-- Task to carry out --
Leave out the pictures and repeat the data exactly.
======== Provided material
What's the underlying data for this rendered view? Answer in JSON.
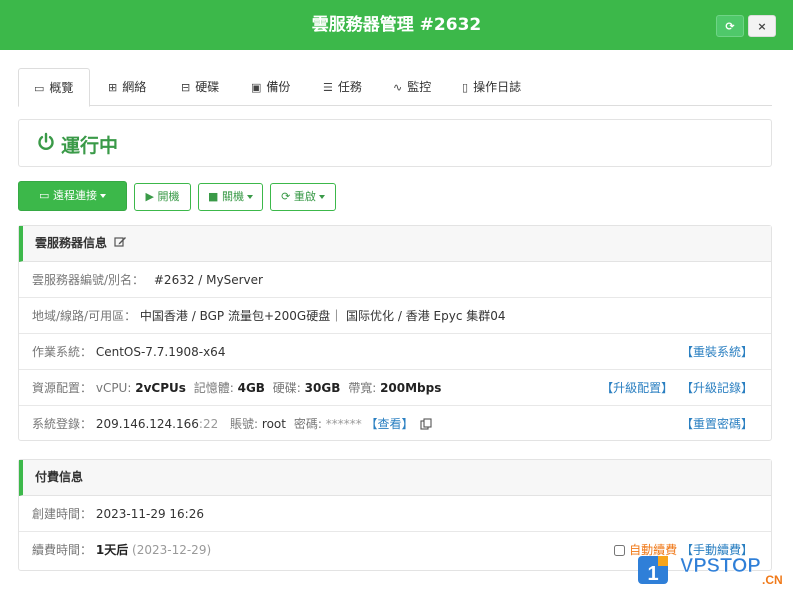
{
  "header": {
    "title": "雲服務器管理 #2632",
    "refresh_icon": "⟳",
    "close_icon": "×"
  },
  "tabs": [
    {
      "label": "概覽",
      "icon": "monitor-icon",
      "glyph": "▭"
    },
    {
      "label": "網絡",
      "icon": "sitemap-icon",
      "glyph": "⊞"
    },
    {
      "label": "硬碟",
      "icon": "hdd-icon",
      "glyph": "⊟"
    },
    {
      "label": "備份",
      "icon": "floppy-icon",
      "glyph": "▣"
    },
    {
      "label": "任務",
      "icon": "tasks-icon",
      "glyph": "☰"
    },
    {
      "label": "監控",
      "icon": "pulse-icon",
      "glyph": "∿"
    },
    {
      "label": "操作日誌",
      "icon": "file-icon",
      "glyph": "▯"
    }
  ],
  "status": {
    "text": "運行中",
    "color": "#3a9a48"
  },
  "actions": {
    "remote": "遠程連接",
    "boot": "開機",
    "shutdown": "關機",
    "restart": "重啟",
    "remote_glyph": "▭",
    "boot_glyph": "▶",
    "shutdown_glyph": "■",
    "restart_glyph": "⟳"
  },
  "server_info": {
    "title": "雲服務器信息",
    "id_label": "雲服務器編號/別名：",
    "id_value": "#2632 / MyServer",
    "region_label": "地域/線路/可用區：",
    "region_value": "中国香港 / BGP 流量包+200G硬盘｜ 国际优化 / 香港 Epyc 集群04",
    "os_label": "作業系統：",
    "os_value": "CentOS-7.7.1908-x64",
    "reinstall": "【重裝系統】",
    "res_label": "資源配置：",
    "vcpu_label": "vCPU:",
    "vcpu_value": "2vCPUs",
    "mem_label": "記憶體:",
    "mem_value": "4GB",
    "disk_label": "硬碟:",
    "disk_value": "30GB",
    "bw_label": "帶寬:",
    "bw_value": "200Mbps",
    "upgrade": "【升級配置】",
    "upgrade_log": "【升級記錄】",
    "login_label": "系統登錄：",
    "ip": "209.146.124.166",
    "port": ":22",
    "account_label": "賬號:",
    "account_value": "root",
    "pwd_label": "密碼:",
    "pwd_value": "******",
    "view": "【查看】",
    "reset_pwd": "【重置密碼】"
  },
  "billing": {
    "title": "付費信息",
    "created_label": "創建時間：",
    "created_value": "2023-11-29 16:26",
    "renew_label": "續費時間：",
    "renew_value": "1天后",
    "renew_date": "(2023-12-29)",
    "auto_renew": "自動續費",
    "manual_renew": "【手動續費】"
  },
  "watermark": {
    "text": "VPSTOP",
    "suffix": ".CN",
    "badge": "1"
  }
}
================
-- Response --
What's the underlying data for this rendered view? Answer in JSON.
{
  "header": {
    "title": "雲服務器管理 #2632",
    "refresh_icon": "⟳",
    "close_icon": "×"
  },
  "tabs": [
    {
      "label": "概覽",
      "icon": "monitor-icon",
      "glyph": "▭"
    },
    {
      "label": "網絡",
      "icon": "sitemap-icon",
      "glyph": "⊞"
    },
    {
      "label": "硬碟",
      "icon": "hdd-icon",
      "glyph": "⊟"
    },
    {
      "label": "備份",
      "icon": "floppy-icon",
      "glyph": "▣"
    },
    {
      "label": "任務",
      "icon": "tasks-icon",
      "glyph": "☰"
    },
    {
      "label": "監控",
      "icon": "pulse-icon",
      "glyph": "∿"
    },
    {
      "label": "操作日誌",
      "icon": "file-icon",
      "glyph": "▯"
    }
  ],
  "status": {
    "text": "運行中",
    "color": "#3a9a48"
  },
  "actions": {
    "remote": "遠程連接",
    "boot": "開機",
    "shutdown": "關機",
    "restart": "重啟",
    "remote_glyph": "▭",
    "boot_glyph": "▶",
    "shutdown_glyph": "■",
    "restart_glyph": "⟳"
  },
  "server_info": {
    "title": "雲服務器信息",
    "id_label": "雲服務器編號/別名：",
    "id_value": "#2632 / MyServer",
    "region_label": "地域/線路/可用區：",
    "region_value": "中国香港 / BGP 流量包+200G硬盘｜ 国际优化 / 香港 Epyc 集群04",
    "os_label": "作業系統：",
    "os_value": "CentOS-7.7.1908-x64",
    "reinstall": "【重裝系統】",
    "res_label": "資源配置：",
    "vcpu_label": "vCPU:",
    "vcpu_value": "2vCPUs",
    "mem_label": "記憶體:",
    "mem_value": "4GB",
    "disk_label": "硬碟:",
    "disk_value": "30GB",
    "bw_label": "帶寬:",
    "bw_value": "200Mbps",
    "upgrade": "【升級配置】",
    "upgrade_log": "【升級記錄】",
    "login_label": "系統登錄：",
    "ip": "209.146.124.166",
    "port": ":22",
    "account_label": "賬號:",
    "account_value": "root",
    "pwd_label": "密碼:",
    "pwd_value": "******",
    "view": "【查看】",
    "reset_pwd": "【重置密碼】"
  },
  "billing": {
    "title": "付費信息",
    "created_label": "創建時間：",
    "created_value": "2023-11-29 16:26",
    "renew_label": "續費時間：",
    "renew_value": "1天后",
    "renew_date": "(2023-12-29)",
    "auto_renew": "自動續費",
    "manual_renew": "【手動續費】"
  },
  "watermark": {
    "text": "VPSTOP",
    "suffix": ".CN",
    "badge": "1"
  }
}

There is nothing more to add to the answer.